:: Given data ::

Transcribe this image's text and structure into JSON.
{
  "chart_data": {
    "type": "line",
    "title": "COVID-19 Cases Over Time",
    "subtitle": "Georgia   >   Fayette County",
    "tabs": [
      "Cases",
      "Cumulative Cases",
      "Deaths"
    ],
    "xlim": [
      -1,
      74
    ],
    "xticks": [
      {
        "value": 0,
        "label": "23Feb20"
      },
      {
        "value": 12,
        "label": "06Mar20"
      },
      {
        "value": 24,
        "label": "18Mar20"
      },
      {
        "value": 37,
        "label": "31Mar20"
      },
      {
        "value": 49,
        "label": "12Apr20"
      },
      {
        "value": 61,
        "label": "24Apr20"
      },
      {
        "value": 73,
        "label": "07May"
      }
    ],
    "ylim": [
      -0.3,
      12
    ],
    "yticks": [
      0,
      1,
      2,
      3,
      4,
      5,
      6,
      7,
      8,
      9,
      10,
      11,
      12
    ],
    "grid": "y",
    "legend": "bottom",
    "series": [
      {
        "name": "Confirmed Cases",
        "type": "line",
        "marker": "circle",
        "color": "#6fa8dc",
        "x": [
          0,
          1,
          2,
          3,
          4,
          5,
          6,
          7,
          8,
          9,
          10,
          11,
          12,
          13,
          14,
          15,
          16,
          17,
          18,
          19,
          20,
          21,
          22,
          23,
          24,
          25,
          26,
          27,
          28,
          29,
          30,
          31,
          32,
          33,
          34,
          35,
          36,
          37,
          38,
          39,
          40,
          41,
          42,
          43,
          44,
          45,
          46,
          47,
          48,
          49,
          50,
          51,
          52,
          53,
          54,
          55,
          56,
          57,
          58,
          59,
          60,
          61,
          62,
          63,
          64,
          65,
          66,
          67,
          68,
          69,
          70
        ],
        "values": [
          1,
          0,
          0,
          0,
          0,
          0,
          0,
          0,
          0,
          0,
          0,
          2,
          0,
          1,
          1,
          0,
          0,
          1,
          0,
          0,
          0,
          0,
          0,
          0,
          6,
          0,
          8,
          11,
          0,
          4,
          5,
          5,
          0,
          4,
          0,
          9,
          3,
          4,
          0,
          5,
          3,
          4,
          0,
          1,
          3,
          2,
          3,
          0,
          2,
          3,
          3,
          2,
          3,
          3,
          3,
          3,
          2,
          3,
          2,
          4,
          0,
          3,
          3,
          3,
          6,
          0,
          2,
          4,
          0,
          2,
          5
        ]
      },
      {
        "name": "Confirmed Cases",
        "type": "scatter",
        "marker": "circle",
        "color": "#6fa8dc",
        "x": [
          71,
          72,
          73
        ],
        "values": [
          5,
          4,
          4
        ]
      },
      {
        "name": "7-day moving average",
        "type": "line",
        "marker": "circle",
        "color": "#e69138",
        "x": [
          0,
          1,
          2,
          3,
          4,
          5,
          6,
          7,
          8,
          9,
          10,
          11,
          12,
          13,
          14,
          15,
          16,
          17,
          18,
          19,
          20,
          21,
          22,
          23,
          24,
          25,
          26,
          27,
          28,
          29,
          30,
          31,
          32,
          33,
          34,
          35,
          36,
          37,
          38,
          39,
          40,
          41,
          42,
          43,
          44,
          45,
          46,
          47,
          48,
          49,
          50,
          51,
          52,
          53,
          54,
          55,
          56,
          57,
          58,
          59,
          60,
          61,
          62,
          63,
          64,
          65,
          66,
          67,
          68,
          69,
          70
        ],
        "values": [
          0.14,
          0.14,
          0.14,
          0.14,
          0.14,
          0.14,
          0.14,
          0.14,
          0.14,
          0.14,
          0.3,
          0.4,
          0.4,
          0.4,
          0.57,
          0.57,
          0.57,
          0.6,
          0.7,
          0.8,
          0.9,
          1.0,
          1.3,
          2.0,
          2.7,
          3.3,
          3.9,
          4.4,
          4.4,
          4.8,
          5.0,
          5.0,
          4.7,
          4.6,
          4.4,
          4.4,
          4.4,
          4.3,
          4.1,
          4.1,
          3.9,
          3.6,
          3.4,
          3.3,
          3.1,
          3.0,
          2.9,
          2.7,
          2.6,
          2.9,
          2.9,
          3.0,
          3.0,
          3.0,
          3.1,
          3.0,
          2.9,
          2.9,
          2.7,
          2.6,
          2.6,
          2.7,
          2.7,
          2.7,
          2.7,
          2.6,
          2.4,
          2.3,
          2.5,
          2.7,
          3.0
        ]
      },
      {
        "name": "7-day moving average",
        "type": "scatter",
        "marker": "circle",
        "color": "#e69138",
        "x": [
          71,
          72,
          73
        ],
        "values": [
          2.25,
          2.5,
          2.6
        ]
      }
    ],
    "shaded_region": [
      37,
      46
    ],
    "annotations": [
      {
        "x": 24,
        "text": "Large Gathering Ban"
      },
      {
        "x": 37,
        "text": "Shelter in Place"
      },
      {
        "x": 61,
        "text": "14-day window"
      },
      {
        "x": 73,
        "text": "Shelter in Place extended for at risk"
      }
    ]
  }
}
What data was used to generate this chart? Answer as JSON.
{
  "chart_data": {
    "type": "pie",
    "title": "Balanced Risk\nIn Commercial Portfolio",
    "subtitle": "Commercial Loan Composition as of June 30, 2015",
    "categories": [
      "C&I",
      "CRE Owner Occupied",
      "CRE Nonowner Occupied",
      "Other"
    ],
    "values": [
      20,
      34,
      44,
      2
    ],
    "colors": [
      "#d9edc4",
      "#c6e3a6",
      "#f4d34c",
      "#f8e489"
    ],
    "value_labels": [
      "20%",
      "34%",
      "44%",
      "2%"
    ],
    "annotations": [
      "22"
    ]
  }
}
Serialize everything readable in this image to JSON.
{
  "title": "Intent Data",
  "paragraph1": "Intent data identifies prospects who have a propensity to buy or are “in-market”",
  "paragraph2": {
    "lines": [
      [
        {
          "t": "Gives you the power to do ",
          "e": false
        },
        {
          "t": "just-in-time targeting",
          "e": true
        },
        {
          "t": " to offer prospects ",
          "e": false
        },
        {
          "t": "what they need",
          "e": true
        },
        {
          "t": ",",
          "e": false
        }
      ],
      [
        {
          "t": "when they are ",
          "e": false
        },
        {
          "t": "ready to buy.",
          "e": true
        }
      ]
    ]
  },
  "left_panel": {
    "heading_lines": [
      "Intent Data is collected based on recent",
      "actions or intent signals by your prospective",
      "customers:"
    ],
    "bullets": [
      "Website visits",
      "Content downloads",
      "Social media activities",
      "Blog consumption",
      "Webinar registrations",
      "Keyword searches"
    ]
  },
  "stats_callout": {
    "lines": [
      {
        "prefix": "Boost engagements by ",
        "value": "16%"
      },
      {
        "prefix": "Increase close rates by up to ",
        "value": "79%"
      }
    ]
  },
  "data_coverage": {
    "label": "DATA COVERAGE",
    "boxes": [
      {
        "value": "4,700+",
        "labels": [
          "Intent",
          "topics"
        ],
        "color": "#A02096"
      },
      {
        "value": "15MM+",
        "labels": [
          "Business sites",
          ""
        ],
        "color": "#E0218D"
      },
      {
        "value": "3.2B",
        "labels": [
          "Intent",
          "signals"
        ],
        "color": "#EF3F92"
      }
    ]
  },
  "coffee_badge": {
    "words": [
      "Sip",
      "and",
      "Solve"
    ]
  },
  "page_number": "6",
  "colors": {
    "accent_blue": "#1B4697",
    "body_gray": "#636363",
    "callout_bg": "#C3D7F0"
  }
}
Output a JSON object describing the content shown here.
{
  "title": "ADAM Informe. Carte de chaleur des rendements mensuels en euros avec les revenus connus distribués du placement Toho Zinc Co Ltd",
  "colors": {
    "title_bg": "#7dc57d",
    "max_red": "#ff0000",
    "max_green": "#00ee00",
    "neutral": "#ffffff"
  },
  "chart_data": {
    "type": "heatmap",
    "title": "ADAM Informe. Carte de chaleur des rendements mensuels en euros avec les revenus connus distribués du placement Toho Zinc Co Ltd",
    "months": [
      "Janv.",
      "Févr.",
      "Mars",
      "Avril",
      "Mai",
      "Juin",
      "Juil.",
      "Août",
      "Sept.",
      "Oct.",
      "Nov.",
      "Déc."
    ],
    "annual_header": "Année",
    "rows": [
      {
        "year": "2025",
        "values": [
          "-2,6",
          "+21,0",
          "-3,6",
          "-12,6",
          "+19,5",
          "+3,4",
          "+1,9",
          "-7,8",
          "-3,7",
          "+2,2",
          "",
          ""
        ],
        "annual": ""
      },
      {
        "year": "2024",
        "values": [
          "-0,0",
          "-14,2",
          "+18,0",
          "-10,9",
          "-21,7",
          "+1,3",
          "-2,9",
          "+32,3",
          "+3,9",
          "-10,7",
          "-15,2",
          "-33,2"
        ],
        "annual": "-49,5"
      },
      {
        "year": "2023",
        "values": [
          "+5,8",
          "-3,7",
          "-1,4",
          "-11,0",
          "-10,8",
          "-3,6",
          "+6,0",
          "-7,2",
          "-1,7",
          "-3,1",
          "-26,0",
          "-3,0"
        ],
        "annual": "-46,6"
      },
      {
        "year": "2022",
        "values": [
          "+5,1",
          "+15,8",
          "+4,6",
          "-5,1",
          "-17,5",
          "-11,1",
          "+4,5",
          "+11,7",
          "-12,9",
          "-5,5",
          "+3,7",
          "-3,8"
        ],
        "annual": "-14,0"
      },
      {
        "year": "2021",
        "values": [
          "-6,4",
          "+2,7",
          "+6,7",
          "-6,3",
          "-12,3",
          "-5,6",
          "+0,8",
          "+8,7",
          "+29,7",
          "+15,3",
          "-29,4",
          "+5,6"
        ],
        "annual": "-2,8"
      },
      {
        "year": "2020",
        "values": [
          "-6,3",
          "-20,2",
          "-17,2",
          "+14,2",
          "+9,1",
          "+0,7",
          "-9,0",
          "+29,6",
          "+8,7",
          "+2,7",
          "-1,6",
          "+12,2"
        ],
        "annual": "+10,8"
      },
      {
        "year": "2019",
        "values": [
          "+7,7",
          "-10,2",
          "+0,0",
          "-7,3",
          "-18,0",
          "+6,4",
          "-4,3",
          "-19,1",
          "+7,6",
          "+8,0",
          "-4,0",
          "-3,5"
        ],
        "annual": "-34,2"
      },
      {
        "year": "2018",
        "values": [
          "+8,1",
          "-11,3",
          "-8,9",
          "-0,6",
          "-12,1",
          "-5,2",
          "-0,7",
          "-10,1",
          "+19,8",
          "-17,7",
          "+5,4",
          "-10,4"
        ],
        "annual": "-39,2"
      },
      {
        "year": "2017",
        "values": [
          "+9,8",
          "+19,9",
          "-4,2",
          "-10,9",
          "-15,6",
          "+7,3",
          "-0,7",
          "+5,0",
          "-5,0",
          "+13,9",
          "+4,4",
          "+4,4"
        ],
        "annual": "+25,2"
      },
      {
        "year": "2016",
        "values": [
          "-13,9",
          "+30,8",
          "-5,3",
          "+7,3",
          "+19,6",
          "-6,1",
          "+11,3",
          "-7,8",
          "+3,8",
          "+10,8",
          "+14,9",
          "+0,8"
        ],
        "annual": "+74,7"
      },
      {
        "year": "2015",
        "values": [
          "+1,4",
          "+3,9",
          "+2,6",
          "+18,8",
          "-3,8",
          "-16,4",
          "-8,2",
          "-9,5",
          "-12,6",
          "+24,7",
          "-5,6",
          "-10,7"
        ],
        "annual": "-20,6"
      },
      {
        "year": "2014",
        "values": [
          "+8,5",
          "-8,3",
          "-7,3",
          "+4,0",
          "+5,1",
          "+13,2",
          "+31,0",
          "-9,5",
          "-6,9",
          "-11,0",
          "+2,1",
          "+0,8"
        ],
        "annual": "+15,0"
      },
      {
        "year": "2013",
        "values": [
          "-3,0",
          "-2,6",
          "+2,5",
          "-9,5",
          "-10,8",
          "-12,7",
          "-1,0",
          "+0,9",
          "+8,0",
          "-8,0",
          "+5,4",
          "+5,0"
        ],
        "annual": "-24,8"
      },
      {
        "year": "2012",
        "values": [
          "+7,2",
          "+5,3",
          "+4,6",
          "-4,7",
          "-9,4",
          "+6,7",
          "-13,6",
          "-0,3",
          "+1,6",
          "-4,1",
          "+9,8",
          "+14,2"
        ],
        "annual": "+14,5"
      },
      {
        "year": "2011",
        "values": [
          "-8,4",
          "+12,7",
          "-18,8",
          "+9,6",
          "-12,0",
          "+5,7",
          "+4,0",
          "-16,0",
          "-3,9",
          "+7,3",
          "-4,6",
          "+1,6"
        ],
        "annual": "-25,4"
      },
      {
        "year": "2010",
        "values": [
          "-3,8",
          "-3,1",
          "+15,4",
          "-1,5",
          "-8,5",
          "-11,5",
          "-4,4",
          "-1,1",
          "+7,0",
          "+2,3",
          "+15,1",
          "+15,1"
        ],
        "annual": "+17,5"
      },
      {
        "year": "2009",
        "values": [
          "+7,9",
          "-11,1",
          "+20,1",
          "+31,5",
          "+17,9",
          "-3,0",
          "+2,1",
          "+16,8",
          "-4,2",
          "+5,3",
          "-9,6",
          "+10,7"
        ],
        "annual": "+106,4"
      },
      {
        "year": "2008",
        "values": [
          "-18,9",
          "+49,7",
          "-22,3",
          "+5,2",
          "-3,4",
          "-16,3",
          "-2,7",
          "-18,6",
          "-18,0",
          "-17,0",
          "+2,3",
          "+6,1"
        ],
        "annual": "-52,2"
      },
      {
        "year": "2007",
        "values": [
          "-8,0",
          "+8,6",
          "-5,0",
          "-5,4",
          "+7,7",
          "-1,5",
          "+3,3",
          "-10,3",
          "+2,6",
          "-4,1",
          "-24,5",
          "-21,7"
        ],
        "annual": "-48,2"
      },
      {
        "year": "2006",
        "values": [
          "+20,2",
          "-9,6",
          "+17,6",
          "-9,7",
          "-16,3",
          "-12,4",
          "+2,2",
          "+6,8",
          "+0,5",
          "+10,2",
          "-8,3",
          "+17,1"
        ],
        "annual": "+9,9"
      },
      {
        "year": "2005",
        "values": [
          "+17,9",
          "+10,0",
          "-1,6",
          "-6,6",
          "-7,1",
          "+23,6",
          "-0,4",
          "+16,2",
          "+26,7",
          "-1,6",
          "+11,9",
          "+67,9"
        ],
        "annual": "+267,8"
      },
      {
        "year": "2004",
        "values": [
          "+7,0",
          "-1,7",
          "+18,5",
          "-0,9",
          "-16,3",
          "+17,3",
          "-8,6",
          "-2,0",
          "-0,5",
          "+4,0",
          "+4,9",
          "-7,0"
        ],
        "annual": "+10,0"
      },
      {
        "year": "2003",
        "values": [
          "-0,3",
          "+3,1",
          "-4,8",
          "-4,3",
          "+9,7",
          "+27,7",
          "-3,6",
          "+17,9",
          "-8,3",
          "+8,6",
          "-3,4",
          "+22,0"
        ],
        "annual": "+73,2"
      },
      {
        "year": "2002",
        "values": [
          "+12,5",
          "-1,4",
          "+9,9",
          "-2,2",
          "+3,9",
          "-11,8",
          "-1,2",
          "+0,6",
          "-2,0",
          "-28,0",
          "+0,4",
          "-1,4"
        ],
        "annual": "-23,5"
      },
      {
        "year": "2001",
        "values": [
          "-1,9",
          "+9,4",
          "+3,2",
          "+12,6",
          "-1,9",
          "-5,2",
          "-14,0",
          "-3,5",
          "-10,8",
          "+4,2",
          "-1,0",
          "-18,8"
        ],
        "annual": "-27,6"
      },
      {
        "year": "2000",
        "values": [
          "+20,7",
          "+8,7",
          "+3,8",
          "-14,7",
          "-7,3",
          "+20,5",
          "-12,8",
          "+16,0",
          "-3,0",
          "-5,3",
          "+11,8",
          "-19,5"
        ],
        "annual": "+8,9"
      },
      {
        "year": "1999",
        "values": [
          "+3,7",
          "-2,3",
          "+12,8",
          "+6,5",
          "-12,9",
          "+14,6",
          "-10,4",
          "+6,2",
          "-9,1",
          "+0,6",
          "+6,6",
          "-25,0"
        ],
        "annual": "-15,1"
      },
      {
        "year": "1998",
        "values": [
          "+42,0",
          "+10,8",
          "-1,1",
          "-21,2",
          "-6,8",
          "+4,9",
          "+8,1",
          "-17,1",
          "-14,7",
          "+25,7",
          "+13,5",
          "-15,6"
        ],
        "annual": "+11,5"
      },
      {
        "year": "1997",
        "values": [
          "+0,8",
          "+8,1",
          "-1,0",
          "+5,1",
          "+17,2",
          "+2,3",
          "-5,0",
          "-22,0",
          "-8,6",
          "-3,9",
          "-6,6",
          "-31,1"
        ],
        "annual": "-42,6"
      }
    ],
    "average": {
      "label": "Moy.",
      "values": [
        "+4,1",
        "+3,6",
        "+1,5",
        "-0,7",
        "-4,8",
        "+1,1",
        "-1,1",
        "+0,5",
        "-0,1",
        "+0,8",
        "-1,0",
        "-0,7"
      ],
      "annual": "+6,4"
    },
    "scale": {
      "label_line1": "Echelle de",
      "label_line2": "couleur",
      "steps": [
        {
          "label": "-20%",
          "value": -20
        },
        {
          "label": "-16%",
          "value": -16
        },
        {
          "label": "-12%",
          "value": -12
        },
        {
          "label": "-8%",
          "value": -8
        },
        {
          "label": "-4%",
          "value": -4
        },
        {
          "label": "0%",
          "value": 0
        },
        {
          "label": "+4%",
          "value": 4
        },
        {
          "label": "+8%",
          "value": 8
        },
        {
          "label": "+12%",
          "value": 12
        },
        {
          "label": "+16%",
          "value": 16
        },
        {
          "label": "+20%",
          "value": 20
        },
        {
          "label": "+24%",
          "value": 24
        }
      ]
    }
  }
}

:::

**Short exercise:**
Lines of the material that contain the word "Informe" are to be gathered.

**Answer for the task:**
  "title": "ADAM Informe. Carte de chaleur des rendements mensuels en euros avec les revenus connus distribués du placement Toho Zinc Co Ltd",
    "title": "ADAM Informe. Carte de chaleur des rendements mensuels en euros avec les revenus connus distribués du placement Toho Zinc Co Ltd",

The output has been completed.